Input rows —
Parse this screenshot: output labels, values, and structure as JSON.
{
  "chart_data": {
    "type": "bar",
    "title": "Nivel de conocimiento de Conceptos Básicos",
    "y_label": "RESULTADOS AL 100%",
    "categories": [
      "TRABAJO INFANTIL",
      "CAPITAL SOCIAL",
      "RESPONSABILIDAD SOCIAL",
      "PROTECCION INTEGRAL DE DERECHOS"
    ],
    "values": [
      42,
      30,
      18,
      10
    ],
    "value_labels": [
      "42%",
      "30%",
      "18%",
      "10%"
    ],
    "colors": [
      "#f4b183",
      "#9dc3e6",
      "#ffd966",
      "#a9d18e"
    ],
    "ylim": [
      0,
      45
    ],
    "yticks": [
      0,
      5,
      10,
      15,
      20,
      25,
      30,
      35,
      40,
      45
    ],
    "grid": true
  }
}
* * *
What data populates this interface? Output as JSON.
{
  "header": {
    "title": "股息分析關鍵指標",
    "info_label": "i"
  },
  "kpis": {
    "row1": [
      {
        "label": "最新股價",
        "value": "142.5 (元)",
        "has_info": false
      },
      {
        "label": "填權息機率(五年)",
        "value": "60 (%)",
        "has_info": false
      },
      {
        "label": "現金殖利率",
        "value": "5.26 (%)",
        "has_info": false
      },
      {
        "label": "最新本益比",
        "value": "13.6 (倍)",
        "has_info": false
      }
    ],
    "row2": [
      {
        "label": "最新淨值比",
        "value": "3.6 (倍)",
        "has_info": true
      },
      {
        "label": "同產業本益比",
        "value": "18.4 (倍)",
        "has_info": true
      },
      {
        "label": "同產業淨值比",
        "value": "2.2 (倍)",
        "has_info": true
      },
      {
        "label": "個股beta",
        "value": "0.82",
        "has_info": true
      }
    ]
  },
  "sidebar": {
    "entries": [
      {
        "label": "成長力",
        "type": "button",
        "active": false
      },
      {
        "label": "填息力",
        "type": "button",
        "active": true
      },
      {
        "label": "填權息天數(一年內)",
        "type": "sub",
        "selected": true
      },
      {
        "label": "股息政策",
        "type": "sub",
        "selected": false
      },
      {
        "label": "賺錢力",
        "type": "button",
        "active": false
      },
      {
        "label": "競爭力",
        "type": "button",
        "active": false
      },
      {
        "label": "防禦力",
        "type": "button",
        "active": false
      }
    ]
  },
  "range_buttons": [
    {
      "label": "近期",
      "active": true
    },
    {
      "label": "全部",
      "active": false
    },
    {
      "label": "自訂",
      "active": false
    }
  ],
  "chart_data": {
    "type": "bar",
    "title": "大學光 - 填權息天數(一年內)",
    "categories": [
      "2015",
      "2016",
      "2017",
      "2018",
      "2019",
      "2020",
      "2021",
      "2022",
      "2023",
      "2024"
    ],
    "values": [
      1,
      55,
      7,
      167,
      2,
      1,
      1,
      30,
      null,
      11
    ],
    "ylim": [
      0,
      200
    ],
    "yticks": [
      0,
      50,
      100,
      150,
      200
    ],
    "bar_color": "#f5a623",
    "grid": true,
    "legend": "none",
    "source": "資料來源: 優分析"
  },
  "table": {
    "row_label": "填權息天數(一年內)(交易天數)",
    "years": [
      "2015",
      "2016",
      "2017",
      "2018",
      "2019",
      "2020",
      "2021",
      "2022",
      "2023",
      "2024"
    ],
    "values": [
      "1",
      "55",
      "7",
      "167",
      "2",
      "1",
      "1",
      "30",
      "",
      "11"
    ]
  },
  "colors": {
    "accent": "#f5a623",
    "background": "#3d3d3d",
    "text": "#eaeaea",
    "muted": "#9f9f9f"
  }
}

Written instruction — Pick out the lines above that hold the string "JSON" and show them.

Written reply —
Parse this screenshot: output labels, values, and structure as JSON.
What data populates this interface? Output as JSON.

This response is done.